◆ **JOB**
Without the images, write out all of the following entries exactly.

-- Begin MATERIAL PROVIDED --

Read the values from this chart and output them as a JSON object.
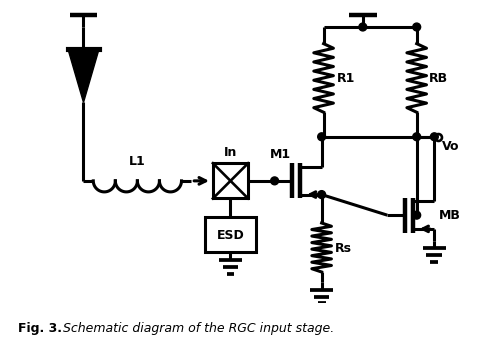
{
  "title_bold": "Fig. 3.",
  "title_rest": "  Schematic diagram of the RGC input stage.",
  "bg_color": "#ffffff",
  "line_color": "#000000",
  "lw": 2.2,
  "figsize": [
    4.74,
    3.44
  ],
  "dpi": 100
}
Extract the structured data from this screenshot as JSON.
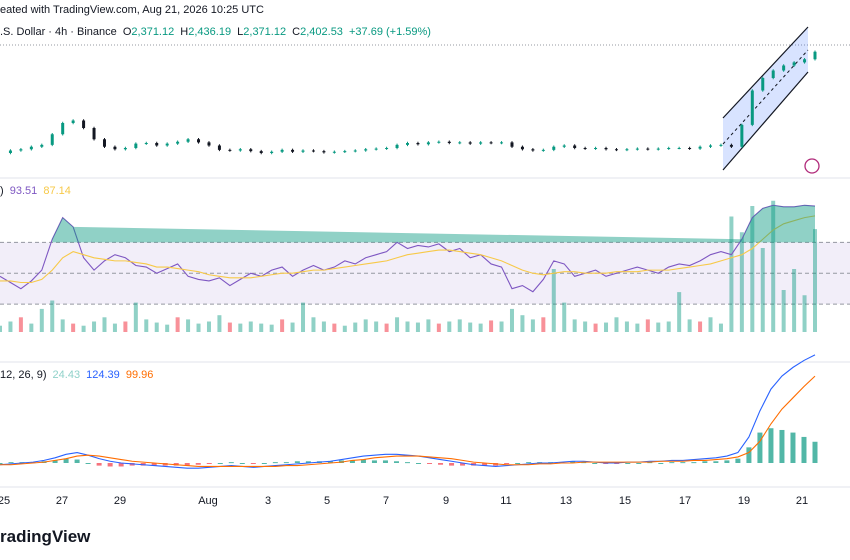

-- End MATERIAL PROVIDED --

◆ **OUTPUT OF THE EXERCISE**
Read the values from this chart and output them as a JSON object.
{
  "title_bold": "Fig. 3.",
  "title_rest": "  Schematic diagram of the RGC input stage.",
  "bg_color": "#ffffff",
  "line_color": "#000000",
  "lw": 2.2,
  "figsize": [
    4.74,
    3.44
  ],
  "dpi": 100
}
Extract the structured data from this screenshot as JSON.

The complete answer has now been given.